* _Work required_: Take every line where the string "Chapter" appears and copy it.

===============

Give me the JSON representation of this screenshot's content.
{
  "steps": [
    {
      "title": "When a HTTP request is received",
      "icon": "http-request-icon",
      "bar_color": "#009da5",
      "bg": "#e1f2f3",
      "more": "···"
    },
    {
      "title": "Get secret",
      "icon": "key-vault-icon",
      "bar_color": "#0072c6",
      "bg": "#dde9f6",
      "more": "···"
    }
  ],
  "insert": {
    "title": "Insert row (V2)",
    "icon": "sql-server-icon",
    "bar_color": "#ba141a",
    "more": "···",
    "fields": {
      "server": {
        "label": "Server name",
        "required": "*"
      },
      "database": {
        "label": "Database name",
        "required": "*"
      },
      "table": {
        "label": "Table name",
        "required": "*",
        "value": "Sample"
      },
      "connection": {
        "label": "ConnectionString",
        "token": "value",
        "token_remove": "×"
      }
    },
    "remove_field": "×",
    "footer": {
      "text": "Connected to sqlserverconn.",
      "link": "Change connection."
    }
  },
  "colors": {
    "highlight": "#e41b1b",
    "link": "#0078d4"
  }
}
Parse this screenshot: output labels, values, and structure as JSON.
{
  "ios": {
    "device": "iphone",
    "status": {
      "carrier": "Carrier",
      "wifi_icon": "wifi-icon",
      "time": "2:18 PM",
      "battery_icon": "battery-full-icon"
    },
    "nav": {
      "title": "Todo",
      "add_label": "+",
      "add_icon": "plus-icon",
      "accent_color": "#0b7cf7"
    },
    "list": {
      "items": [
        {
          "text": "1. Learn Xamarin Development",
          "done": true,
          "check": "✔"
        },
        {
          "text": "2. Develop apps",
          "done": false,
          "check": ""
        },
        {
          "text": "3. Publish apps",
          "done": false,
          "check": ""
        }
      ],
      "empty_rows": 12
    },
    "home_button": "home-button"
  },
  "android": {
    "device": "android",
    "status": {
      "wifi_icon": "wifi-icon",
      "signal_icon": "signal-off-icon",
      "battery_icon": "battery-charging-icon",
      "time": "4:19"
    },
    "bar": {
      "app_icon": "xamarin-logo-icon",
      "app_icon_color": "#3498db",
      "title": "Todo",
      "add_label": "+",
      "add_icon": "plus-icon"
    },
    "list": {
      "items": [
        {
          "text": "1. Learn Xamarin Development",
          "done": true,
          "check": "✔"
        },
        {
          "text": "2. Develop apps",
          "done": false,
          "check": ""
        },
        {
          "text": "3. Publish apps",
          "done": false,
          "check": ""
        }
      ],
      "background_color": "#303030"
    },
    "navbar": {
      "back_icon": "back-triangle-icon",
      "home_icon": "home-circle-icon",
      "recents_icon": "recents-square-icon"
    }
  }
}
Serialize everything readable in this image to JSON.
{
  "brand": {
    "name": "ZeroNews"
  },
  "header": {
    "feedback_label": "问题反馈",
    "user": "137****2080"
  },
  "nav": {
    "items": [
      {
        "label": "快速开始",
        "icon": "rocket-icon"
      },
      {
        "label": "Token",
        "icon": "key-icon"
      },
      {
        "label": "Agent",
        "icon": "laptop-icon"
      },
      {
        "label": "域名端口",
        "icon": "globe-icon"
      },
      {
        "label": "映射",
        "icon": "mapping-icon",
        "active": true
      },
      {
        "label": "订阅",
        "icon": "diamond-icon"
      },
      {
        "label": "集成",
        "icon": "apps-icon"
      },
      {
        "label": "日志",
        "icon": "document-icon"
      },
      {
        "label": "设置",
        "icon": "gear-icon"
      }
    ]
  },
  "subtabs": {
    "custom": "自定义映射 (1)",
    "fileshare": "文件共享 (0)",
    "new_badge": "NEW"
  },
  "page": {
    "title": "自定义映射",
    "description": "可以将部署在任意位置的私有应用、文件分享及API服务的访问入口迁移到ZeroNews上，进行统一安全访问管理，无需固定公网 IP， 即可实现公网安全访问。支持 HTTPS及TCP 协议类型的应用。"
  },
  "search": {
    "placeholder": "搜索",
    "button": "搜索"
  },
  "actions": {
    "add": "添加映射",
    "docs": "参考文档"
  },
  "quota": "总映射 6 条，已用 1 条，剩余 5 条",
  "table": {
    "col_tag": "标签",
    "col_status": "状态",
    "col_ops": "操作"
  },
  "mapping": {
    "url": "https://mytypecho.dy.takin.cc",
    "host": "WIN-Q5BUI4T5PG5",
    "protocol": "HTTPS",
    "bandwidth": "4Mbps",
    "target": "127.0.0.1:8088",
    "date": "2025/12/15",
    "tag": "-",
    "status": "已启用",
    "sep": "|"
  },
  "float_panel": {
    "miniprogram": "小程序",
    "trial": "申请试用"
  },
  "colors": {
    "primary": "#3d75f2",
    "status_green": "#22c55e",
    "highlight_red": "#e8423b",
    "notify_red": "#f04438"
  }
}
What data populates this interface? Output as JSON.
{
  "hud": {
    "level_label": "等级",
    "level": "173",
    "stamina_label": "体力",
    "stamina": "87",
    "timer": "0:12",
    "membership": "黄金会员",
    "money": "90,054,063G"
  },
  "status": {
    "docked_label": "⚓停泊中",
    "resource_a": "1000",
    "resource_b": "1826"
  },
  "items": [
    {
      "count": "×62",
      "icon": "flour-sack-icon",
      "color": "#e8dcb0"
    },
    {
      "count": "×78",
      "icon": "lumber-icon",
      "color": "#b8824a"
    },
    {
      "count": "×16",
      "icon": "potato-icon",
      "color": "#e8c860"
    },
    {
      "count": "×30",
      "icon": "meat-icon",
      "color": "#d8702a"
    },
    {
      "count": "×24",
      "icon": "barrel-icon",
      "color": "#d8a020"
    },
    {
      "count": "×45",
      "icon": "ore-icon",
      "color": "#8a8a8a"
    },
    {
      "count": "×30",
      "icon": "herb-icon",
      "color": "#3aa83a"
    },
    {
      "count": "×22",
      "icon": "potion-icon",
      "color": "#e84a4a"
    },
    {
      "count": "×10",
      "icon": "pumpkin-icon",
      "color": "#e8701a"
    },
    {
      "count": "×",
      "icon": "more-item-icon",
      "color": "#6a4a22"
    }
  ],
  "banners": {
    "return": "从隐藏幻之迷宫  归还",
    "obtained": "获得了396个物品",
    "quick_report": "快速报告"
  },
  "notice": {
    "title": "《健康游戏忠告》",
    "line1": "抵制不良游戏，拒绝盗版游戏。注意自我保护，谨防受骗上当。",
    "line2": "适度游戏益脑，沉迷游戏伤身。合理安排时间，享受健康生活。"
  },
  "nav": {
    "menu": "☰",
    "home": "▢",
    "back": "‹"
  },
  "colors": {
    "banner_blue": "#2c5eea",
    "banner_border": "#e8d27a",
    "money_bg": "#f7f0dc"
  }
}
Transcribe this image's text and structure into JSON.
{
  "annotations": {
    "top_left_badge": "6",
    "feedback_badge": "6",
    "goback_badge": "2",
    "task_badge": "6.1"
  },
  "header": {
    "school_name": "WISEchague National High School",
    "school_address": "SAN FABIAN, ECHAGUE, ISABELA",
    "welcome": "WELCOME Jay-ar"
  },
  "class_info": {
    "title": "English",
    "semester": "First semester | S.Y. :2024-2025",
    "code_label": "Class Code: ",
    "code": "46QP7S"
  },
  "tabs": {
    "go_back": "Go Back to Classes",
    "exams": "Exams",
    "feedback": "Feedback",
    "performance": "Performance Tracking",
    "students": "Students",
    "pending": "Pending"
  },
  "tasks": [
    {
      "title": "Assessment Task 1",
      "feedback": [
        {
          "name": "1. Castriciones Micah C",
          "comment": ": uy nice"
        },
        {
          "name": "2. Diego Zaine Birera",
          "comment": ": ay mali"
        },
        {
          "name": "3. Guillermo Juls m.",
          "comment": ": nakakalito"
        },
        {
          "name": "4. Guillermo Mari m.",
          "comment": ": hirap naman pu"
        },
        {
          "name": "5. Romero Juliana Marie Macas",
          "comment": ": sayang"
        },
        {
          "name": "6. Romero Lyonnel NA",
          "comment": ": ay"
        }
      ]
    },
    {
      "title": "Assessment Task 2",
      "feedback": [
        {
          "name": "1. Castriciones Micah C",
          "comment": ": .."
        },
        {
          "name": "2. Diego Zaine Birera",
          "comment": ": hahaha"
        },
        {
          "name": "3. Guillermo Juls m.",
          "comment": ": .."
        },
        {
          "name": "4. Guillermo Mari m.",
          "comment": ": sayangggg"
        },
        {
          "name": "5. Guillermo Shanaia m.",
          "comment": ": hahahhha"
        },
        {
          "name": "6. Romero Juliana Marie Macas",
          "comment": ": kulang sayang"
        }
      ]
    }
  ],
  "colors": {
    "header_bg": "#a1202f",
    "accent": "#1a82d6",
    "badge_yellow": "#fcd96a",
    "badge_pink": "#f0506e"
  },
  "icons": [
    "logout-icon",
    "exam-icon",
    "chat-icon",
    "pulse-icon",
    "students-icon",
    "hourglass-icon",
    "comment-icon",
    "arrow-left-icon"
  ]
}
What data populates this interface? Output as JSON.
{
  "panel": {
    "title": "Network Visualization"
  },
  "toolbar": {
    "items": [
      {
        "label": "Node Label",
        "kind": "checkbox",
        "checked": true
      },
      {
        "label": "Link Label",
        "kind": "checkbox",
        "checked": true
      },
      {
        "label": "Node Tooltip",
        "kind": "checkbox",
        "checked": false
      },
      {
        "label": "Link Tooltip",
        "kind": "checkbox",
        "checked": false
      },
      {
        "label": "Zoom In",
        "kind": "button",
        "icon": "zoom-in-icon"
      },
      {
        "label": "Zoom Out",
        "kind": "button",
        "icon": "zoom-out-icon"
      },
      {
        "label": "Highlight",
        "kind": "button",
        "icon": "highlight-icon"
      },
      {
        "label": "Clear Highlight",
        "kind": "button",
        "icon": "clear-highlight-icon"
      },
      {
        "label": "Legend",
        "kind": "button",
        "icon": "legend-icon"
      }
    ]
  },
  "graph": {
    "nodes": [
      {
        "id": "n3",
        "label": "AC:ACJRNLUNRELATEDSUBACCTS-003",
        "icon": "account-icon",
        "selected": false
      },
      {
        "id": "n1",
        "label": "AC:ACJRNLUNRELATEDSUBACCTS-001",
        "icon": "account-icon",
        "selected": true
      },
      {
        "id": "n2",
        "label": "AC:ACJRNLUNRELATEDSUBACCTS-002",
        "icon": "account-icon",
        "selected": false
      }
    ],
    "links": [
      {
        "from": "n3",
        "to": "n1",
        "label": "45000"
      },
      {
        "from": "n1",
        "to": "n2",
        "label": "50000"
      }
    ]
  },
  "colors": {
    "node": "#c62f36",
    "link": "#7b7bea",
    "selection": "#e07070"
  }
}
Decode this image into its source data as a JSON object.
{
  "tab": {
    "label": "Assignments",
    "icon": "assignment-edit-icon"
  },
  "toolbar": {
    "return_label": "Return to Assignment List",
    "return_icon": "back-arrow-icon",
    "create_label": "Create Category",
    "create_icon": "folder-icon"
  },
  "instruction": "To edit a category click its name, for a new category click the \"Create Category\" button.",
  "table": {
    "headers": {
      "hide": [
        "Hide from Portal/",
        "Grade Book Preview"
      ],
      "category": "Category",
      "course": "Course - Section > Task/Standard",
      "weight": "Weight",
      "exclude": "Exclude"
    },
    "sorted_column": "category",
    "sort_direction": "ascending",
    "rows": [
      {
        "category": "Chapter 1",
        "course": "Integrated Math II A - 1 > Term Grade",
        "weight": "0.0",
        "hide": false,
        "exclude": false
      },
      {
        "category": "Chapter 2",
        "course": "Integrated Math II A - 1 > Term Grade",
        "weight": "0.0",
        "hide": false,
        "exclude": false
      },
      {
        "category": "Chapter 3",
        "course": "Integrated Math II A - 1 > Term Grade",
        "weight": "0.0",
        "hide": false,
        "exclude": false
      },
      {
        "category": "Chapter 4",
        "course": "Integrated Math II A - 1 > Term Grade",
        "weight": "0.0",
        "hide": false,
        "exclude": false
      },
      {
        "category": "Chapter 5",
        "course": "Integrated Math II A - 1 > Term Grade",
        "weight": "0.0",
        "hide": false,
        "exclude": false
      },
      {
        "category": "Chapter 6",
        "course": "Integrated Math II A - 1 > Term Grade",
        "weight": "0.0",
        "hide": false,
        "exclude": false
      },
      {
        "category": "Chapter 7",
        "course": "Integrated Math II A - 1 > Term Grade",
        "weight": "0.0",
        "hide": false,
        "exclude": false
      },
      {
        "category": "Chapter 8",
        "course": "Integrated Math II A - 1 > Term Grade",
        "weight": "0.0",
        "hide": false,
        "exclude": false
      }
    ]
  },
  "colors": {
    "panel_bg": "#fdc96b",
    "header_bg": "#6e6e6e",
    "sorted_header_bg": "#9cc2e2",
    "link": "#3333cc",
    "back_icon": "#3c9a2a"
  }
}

===============

* _Task solution_:
        "category": "Chapter 1",
        "category": "Chapter 2",
        "category": "Chapter 3",
        "category": "Chapter 4",
        "category": "Chapter 5",
        "category": "Chapter 6",
        "category": "Chapter 7",
        "category": "Chapter 8",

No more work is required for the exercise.